Work to complete:
Images are not part of the copy; transcribe all the data exactly.

Given data:
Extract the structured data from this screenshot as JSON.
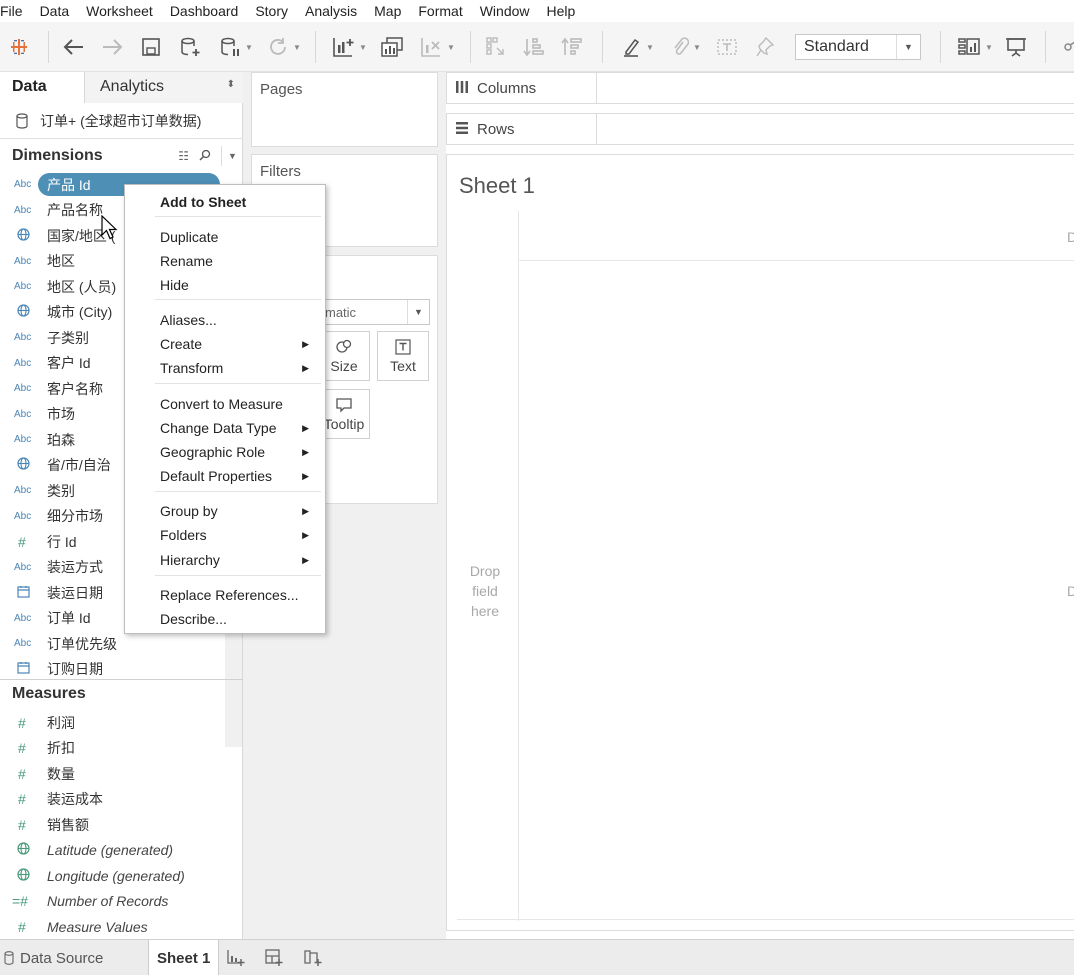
{
  "menu": [
    "File",
    "Data",
    "Worksheet",
    "Dashboard",
    "Story",
    "Analysis",
    "Map",
    "Format",
    "Window",
    "Help"
  ],
  "toolbar": {
    "view_mode": "Standard"
  },
  "data_pane": {
    "tab_data": "Data",
    "tab_analytics": "Analytics",
    "datasource": "订单+ (全球超市订单数据)",
    "dimensions_title": "Dimensions",
    "dimensions": [
      {
        "type": "abc",
        "label": "产品 Id",
        "selected": true
      },
      {
        "type": "abc",
        "label": "产品名称"
      },
      {
        "type": "geo",
        "label": "国家/地区 ("
      },
      {
        "type": "abc",
        "label": "地区"
      },
      {
        "type": "abc",
        "label": "地区 (人员)"
      },
      {
        "type": "geo",
        "label": "城市 (City)"
      },
      {
        "type": "abc",
        "label": "子类别"
      },
      {
        "type": "abc",
        "label": "客户 Id"
      },
      {
        "type": "abc",
        "label": "客户名称"
      },
      {
        "type": "abc",
        "label": "市场"
      },
      {
        "type": "abc",
        "label": "珀森"
      },
      {
        "type": "geo",
        "label": "省/市/自治"
      },
      {
        "type": "abc",
        "label": "类别"
      },
      {
        "type": "abc",
        "label": "细分市场"
      },
      {
        "type": "num",
        "label": "行 Id"
      },
      {
        "type": "abc",
        "label": "装运方式"
      },
      {
        "type": "date",
        "label": "装运日期"
      },
      {
        "type": "abc",
        "label": "订单 Id"
      },
      {
        "type": "abc",
        "label": "订单优先级"
      },
      {
        "type": "date",
        "label": "订购日期"
      }
    ],
    "measures_title": "Measures",
    "measures": [
      {
        "type": "num",
        "label": "利润"
      },
      {
        "type": "num",
        "label": "折扣"
      },
      {
        "type": "num",
        "label": "数量"
      },
      {
        "type": "num",
        "label": "装运成本"
      },
      {
        "type": "num",
        "label": "销售额"
      },
      {
        "type": "geo",
        "label": "Latitude (generated)",
        "italic": true
      },
      {
        "type": "geo",
        "label": "Longitude (generated)",
        "italic": true
      },
      {
        "type": "numcalc",
        "label": "Number of Records",
        "italic": true
      },
      {
        "type": "num",
        "label": "Measure Values",
        "italic": true
      }
    ],
    "type_glyphs": {
      "abc": "Abc",
      "num": "#",
      "numcalc": "=#"
    }
  },
  "cards": {
    "pages": "Pages",
    "filters": "Filters",
    "marks_type": "matic",
    "marks_buttons": [
      "Size",
      "Text",
      "Tooltip"
    ]
  },
  "shelves": {
    "columns": "Columns",
    "rows": "Rows"
  },
  "sheet": {
    "title": "Sheet 1",
    "drop_lines": [
      "Drop",
      "field",
      "here"
    ],
    "edge_label": "D"
  },
  "context_menu": {
    "items": [
      {
        "label": "Add to Sheet",
        "bold": true
      },
      {
        "label": "Duplicate"
      },
      {
        "label": "Rename"
      },
      {
        "label": "Hide"
      },
      {
        "label": "Aliases..."
      },
      {
        "label": "Create",
        "submenu": true
      },
      {
        "label": "Transform",
        "submenu": true
      },
      {
        "label": "Convert to Measure"
      },
      {
        "label": "Change Data Type",
        "submenu": true
      },
      {
        "label": "Geographic Role",
        "submenu": true
      },
      {
        "label": "Default Properties",
        "submenu": true
      },
      {
        "label": "Group by",
        "submenu": true
      },
      {
        "label": "Folders",
        "submenu": true
      },
      {
        "label": "Hierarchy",
        "submenu": true
      },
      {
        "label": "Replace References..."
      },
      {
        "label": "Describe..."
      }
    ]
  },
  "bottom": {
    "datasource_tab": "Data Source",
    "sheet_tab": "Sheet 1"
  },
  "colors": {
    "selected_pill": "#4e8fb5",
    "dimension_icon": "#4a85b8",
    "measure_icon": "#4a9a7b",
    "logo": "#e8733a"
  }
}
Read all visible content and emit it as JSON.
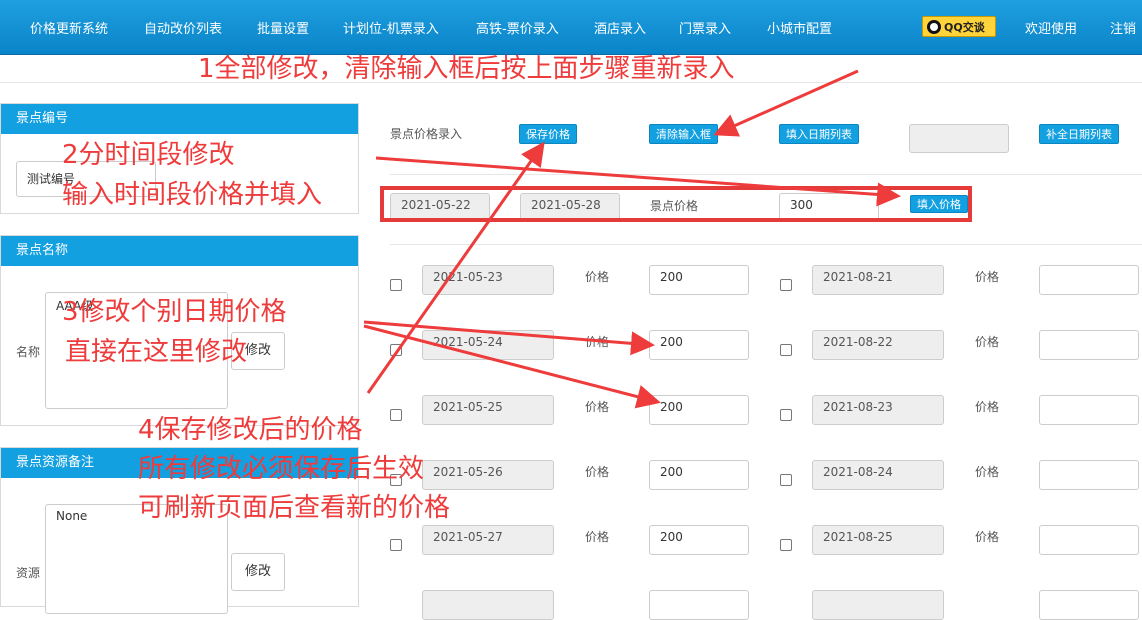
{
  "nav": {
    "items": [
      "价格更新系统",
      "自动改价列表",
      "批量设置",
      "计划位-机票录入",
      "高铁-票价录入",
      "酒店录入",
      "门票录入",
      "小城市配置"
    ],
    "qq_label": "QQ交谈",
    "welcome": "欢迎使用",
    "logout": "注销"
  },
  "left": {
    "code_panel": {
      "title": "景点编号",
      "value": "测试编号"
    },
    "name_panel": {
      "title": "景点名称",
      "label": "名称",
      "value": "AAA级",
      "button": "修改"
    },
    "note_panel": {
      "title": "景点资源备注",
      "label": "资源",
      "value": "None",
      "button": "修改"
    }
  },
  "toolbar": {
    "label": "景点价格录入",
    "save": "保存价格",
    "clear": "清除输入框",
    "fill_dates": "填入日期列表",
    "complete_dates": "补全日期列表"
  },
  "range": {
    "start": "2021-05-22",
    "end": "2021-05-28",
    "price_label": "景点价格",
    "price": "300",
    "fill_btn": "填入价格"
  },
  "price_label": "价格",
  "rows": [
    {
      "left_date": "2021-05-23",
      "left_price": "200",
      "right_date": "2021-08-21",
      "right_price": ""
    },
    {
      "left_date": "2021-05-24",
      "left_price": "200",
      "right_date": "2021-08-22",
      "right_price": ""
    },
    {
      "left_date": "2021-05-25",
      "left_price": "200",
      "right_date": "2021-08-23",
      "right_price": ""
    },
    {
      "left_date": "2021-05-26",
      "left_price": "200",
      "right_date": "2021-08-24",
      "right_price": ""
    },
    {
      "left_date": "2021-05-27",
      "left_price": "200",
      "right_date": "2021-08-25",
      "right_price": ""
    }
  ],
  "annotations": {
    "a1": "1全部修改，清除输入框后按上面步骤重新录入",
    "a2_line1": "2分时间段修改",
    "a2_line2": "输入时间段价格并填入",
    "a3_line1": "3修改个别日期价格",
    "a3_line2": "直接在这里修改",
    "a4_line1": "4保存修改后的价格",
    "a4_line2": "所有修改必须保存后生效",
    "a4_line3": "可刷新页面后查看新的价格"
  },
  "colors": {
    "nav_blue": "#0a84c8",
    "panel_blue": "#13a0e0",
    "annotation_red": "#ee3b3b"
  }
}
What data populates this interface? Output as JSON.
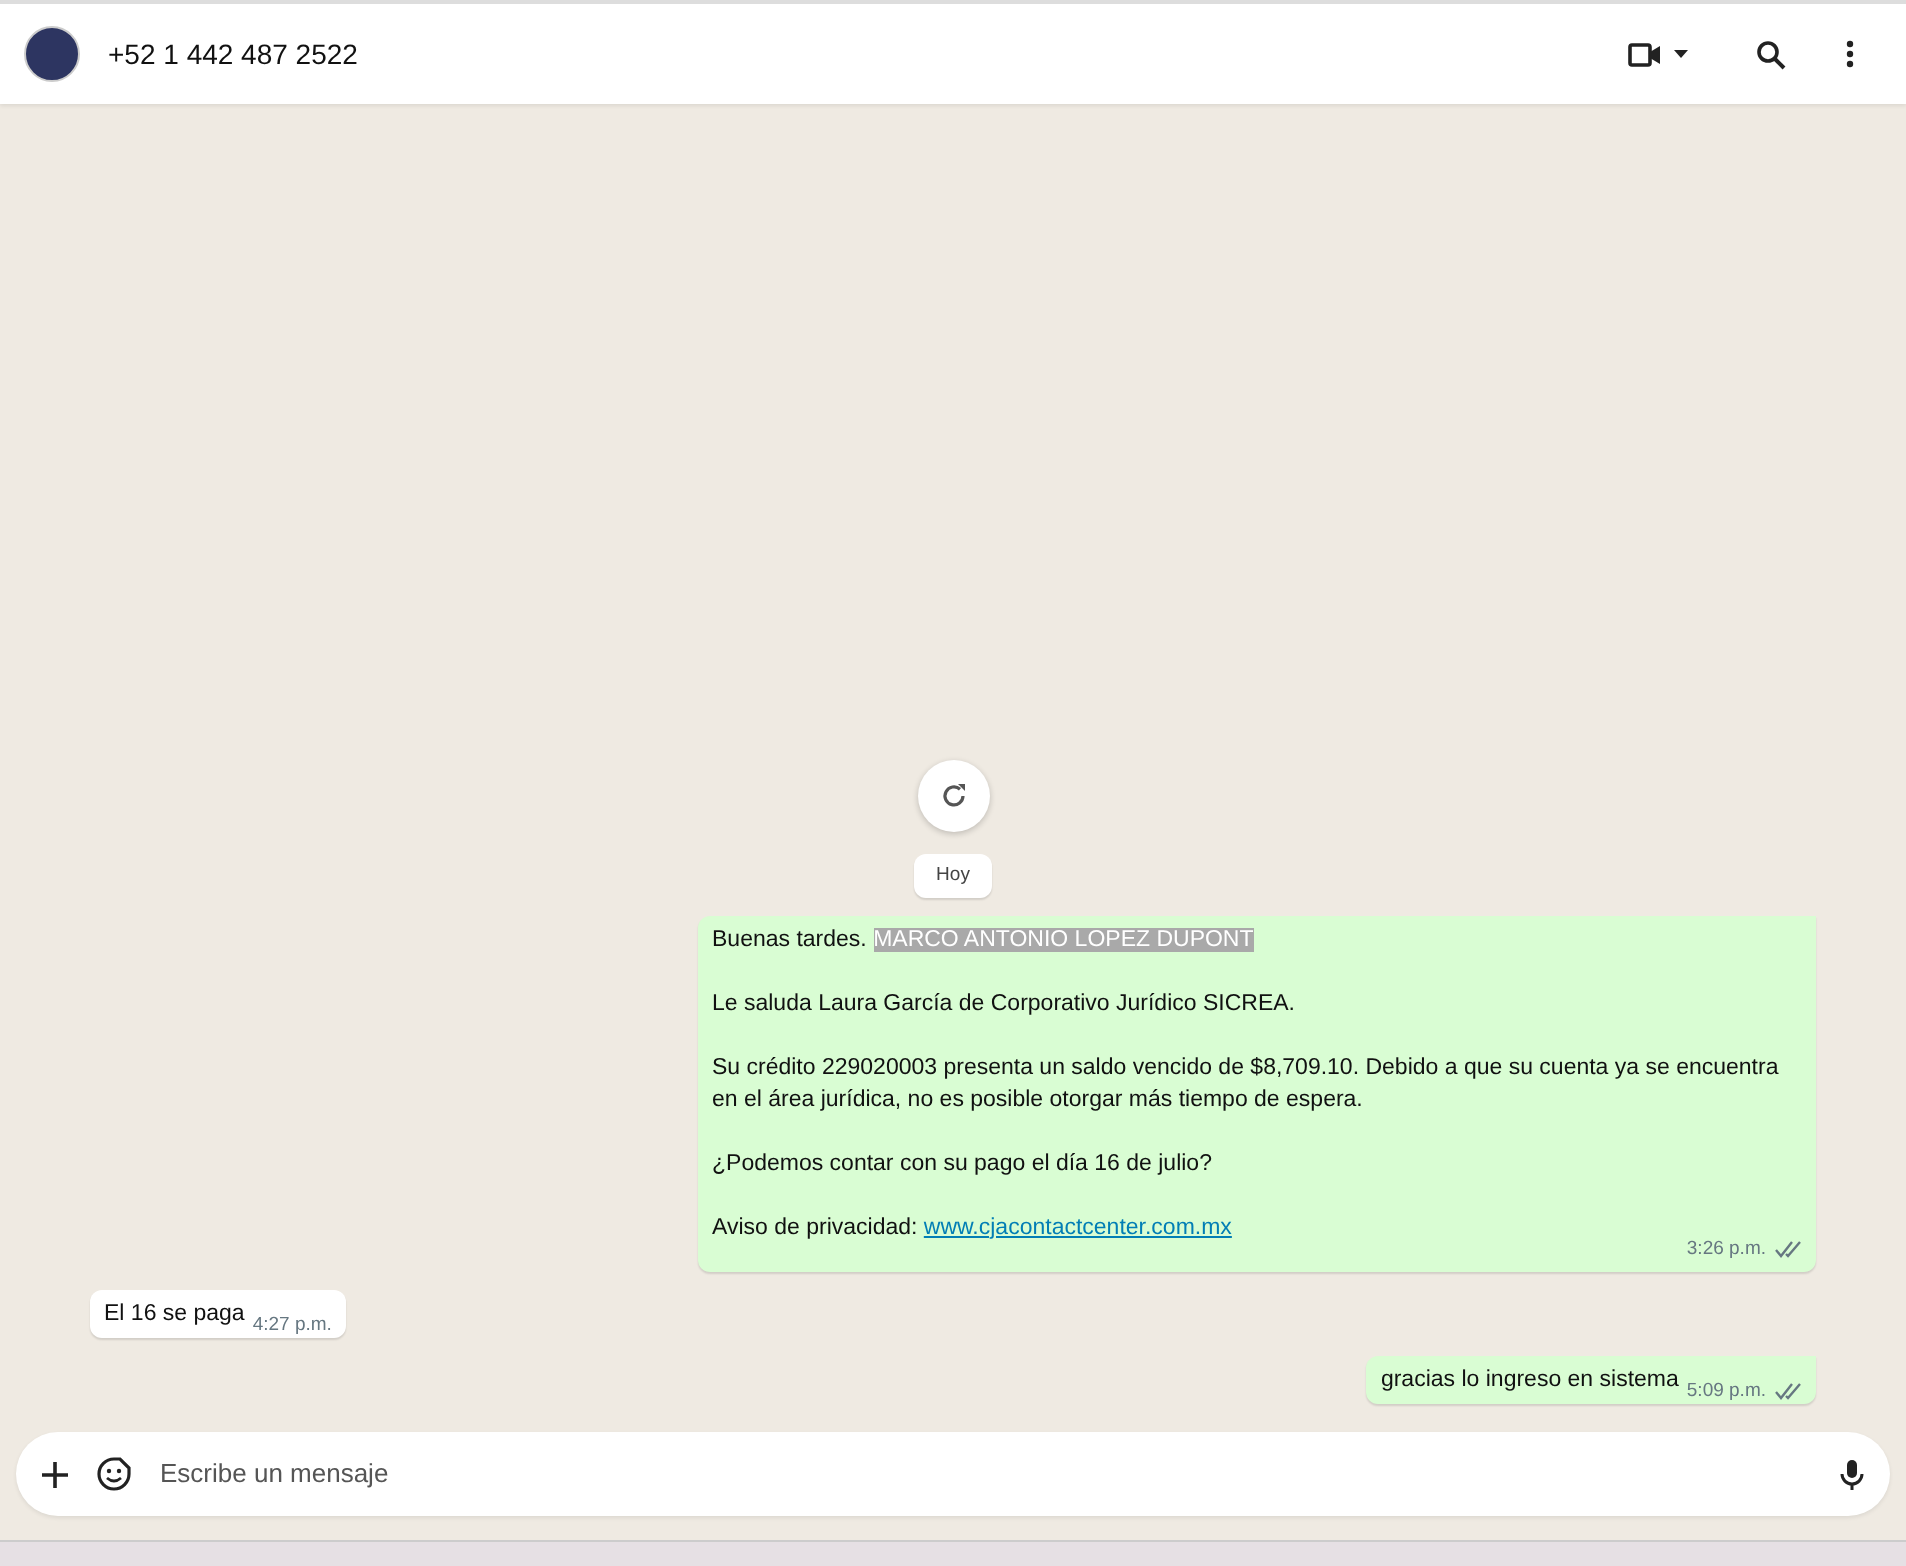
{
  "header": {
    "contact": "+52 1 442 487 2522"
  },
  "date_chip": "Hoy",
  "messages": [
    {
      "kind": "outgoing",
      "read": true,
      "time": "3:26 p.m.",
      "paragraphs": [
        [
          {
            "kind": "plain",
            "text": "Buenas tardes. "
          },
          {
            "kind": "highlight",
            "text": "MARCO ANTONIO LOPEZ DUPONT"
          }
        ],
        [
          {
            "kind": "plain",
            "text": "Le saluda Laura García de Corporativo Jurídico SICREA."
          }
        ],
        [
          {
            "kind": "plain",
            "text": "Su crédito 229020003 presenta un saldo vencido de $8,709.10. Debido a que su cuenta ya se encuentra en el área jurídica, no es posible otorgar más tiempo de espera."
          }
        ],
        [
          {
            "kind": "plain",
            "text": "¿Podemos contar con su pago el día 16 de julio?"
          }
        ],
        [
          {
            "kind": "plain",
            "text": "Aviso de privacidad: "
          },
          {
            "kind": "link",
            "text": "www.cjacontactcenter.com.mx"
          }
        ]
      ]
    },
    {
      "kind": "incoming",
      "time": "4:27 p.m.",
      "paragraphs": [
        [
          {
            "kind": "plain",
            "text": "El 16 se paga"
          }
        ]
      ]
    },
    {
      "kind": "outgoing",
      "read": true,
      "time": "5:09 p.m.",
      "paragraphs": [
        [
          {
            "kind": "plain",
            "text": "gracias lo ingreso en sistema"
          }
        ]
      ]
    }
  ],
  "composer": {
    "placeholder": "Escribe un mensaje"
  }
}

Response below:
Extract the structured data from this screenshot as JSON.
{
  "menu": [
    "File",
    "Data",
    "Worksheet",
    "Dashboard",
    "Story",
    "Analysis",
    "Map",
    "Format",
    "Window",
    "Help"
  ],
  "toolbar": {
    "view_mode": "Standard"
  },
  "data_pane": {
    "tab_data": "Data",
    "tab_analytics": "Analytics",
    "datasource": "订单+ (全球超市订单数据)",
    "dimensions_title": "Dimensions",
    "dimensions": [
      {
        "type": "abc",
        "label": "产品 Id",
        "selected": true
      },
      {
        "type": "abc",
        "label": "产品名称"
      },
      {
        "type": "geo",
        "label": "国家/地区 ("
      },
      {
        "type": "abc",
        "label": "地区"
      },
      {
        "type": "abc",
        "label": "地区 (人员)"
      },
      {
        "type": "geo",
        "label": "城市 (City)"
      },
      {
        "type": "abc",
        "label": "子类别"
      },
      {
        "type": "abc",
        "label": "客户 Id"
      },
      {
        "type": "abc",
        "label": "客户名称"
      },
      {
        "type": "abc",
        "label": "市场"
      },
      {
        "type": "abc",
        "label": "珀森"
      },
      {
        "type": "geo",
        "label": "省/市/自治"
      },
      {
        "type": "abc",
        "label": "类别"
      },
      {
        "type": "abc",
        "label": "细分市场"
      },
      {
        "type": "num",
        "label": "行 Id"
      },
      {
        "type": "abc",
        "label": "装运方式"
      },
      {
        "type": "date",
        "label": "装运日期"
      },
      {
        "type": "abc",
        "label": "订单 Id"
      },
      {
        "type": "abc",
        "label": "订单优先级"
      },
      {
        "type": "date",
        "label": "订购日期"
      }
    ],
    "measures_title": "Measures",
    "measures": [
      {
        "type": "num",
        "label": "利润"
      },
      {
        "type": "num",
        "label": "折扣"
      },
      {
        "type": "num",
        "label": "数量"
      },
      {
        "type": "num",
        "label": "装运成本"
      },
      {
        "type": "num",
        "label": "销售额"
      },
      {
        "type": "geo",
        "label": "Latitude (generated)",
        "italic": true
      },
      {
        "type": "geo",
        "label": "Longitude (generated)",
        "italic": true
      },
      {
        "type": "numcalc",
        "label": "Number of Records",
        "italic": true
      },
      {
        "type": "num",
        "label": "Measure Values",
        "italic": true
      }
    ],
    "type_glyphs": {
      "abc": "Abc",
      "num": "#",
      "numcalc": "=#"
    }
  },
  "cards": {
    "pages": "Pages",
    "filters": "Filters",
    "marks_type": "matic",
    "marks_buttons": [
      "Size",
      "Text",
      "Tooltip"
    ]
  },
  "shelves": {
    "columns": "Columns",
    "rows": "Rows"
  },
  "sheet": {
    "title": "Sheet 1",
    "drop_lines": [
      "Drop",
      "field",
      "here"
    ],
    "edge_label": "D"
  },
  "context_menu": {
    "items": [
      {
        "label": "Add to Sheet",
        "bold": true
      },
      {
        "label": "Duplicate"
      },
      {
        "label": "Rename"
      },
      {
        "label": "Hide"
      },
      {
        "label": "Aliases..."
      },
      {
        "label": "Create",
        "submenu": true
      },
      {
        "label": "Transform",
        "submenu": true
      },
      {
        "label": "Convert to Measure"
      },
      {
        "label": "Change Data Type",
        "submenu": true
      },
      {
        "label": "Geographic Role",
        "submenu": true
      },
      {
        "label": "Default Properties",
        "submenu": true
      },
      {
        "label": "Group by",
        "submenu": true
      },
      {
        "label": "Folders",
        "submenu": true
      },
      {
        "label": "Hierarchy",
        "submenu": true
      },
      {
        "label": "Replace References..."
      },
      {
        "label": "Describe..."
      }
    ]
  },
  "bottom": {
    "datasource_tab": "Data Source",
    "sheet_tab": "Sheet 1"
  },
  "colors": {
    "selected_pill": "#4e8fb5",
    "dimension_icon": "#4a85b8",
    "measure_icon": "#4a9a7b",
    "logo": "#e8733a"
  }
}
Read all visible content and emit it as JSON.
{
  "nav": {
    "items": [
      "价格更新系统",
      "自动改价列表",
      "批量设置",
      "计划位-机票录入",
      "高铁-票价录入",
      "酒店录入",
      "门票录入",
      "小城市配置"
    ],
    "qq_label": "QQ交谈",
    "welcome": "欢迎使用",
    "logout": "注销"
  },
  "left": {
    "code_panel": {
      "title": "景点编号",
      "value": "测试编号"
    },
    "name_panel": {
      "title": "景点名称",
      "label": "名称",
      "value": "AAA级",
      "button": "修改"
    },
    "note_panel": {
      "title": "景点资源备注",
      "label": "资源",
      "value": "None",
      "button": "修改"
    }
  },
  "toolbar": {
    "label": "景点价格录入",
    "save": "保存价格",
    "clear": "清除输入框",
    "fill_dates": "填入日期列表",
    "complete_dates": "补全日期列表"
  },
  "range": {
    "start": "2021-05-22",
    "end": "2021-05-28",
    "price_label": "景点价格",
    "price": "300",
    "fill_btn": "填入价格"
  },
  "price_label": "价格",
  "rows": [
    {
      "left_date": "2021-05-23",
      "left_price": "200",
      "right_date": "2021-08-21",
      "right_price": ""
    },
    {
      "left_date": "2021-05-24",
      "left_price": "200",
      "right_date": "2021-08-22",
      "right_price": ""
    },
    {
      "left_date": "2021-05-25",
      "left_price": "200",
      "right_date": "2021-08-23",
      "right_price": ""
    },
    {
      "left_date": "2021-05-26",
      "left_price": "200",
      "right_date": "2021-08-24",
      "right_price": ""
    },
    {
      "left_date": "2021-05-27",
      "left_price": "200",
      "right_date": "2021-08-25",
      "right_price": ""
    }
  ],
  "annotations": {
    "a1": "1全部修改，清除输入框后按上面步骤重新录入",
    "a2_line1": "2分时间段修改",
    "a2_line2": "输入时间段价格并填入",
    "a3_line1": "3修改个别日期价格",
    "a3_line2": "直接在这里修改",
    "a4_line1": "4保存修改后的价格",
    "a4_line2": "所有修改必须保存后生效",
    "a4_line3": "可刷新页面后查看新的价格"
  },
  "colors": {
    "nav_blue": "#0a84c8",
    "panel_blue": "#13a0e0",
    "annotation_red": "#ee3b3b"
  }
}
What data populates this interface? Output as JSON.
{
  "header": {
    "contact": "+52 1 442 487 2522"
  },
  "date_chip": "Hoy",
  "messages": [
    {
      "kind": "outgoing",
      "read": true,
      "time": "3:26 p.m.",
      "paragraphs": [
        [
          {
            "kind": "plain",
            "text": "Buenas tardes. "
          },
          {
            "kind": "highlight",
            "text": "MARCO ANTONIO LOPEZ DUPONT"
          }
        ],
        [
          {
            "kind": "plain",
            "text": "Le saluda Laura García de Corporativo Jurídico SICREA."
          }
        ],
        [
          {
            "kind": "plain",
            "text": "Su crédito 229020003 presenta un saldo vencido de $8,709.10. Debido a que su cuenta ya se encuentra en el área jurídica, no es posible otorgar más tiempo de espera."
          }
        ],
        [
          {
            "kind": "plain",
            "text": "¿Podemos contar con su pago el día 16 de julio?"
          }
        ],
        [
          {
            "kind": "plain",
            "text": "Aviso de privacidad: "
          },
          {
            "kind": "link",
            "text": "www.cjacontactcenter.com.mx"
          }
        ]
      ]
    },
    {
      "kind": "incoming",
      "time": "4:27 p.m.",
      "paragraphs": [
        [
          {
            "kind": "plain",
            "text": "El 16 se paga"
          }
        ]
      ]
    },
    {
      "kind": "outgoing",
      "read": true,
      "time": "5:09 p.m.",
      "paragraphs": [
        [
          {
            "kind": "plain",
            "text": "gracias lo ingreso en sistema"
          }
        ]
      ]
    }
  ],
  "composer": {
    "placeholder": "Escribe un mensaje"
  }
}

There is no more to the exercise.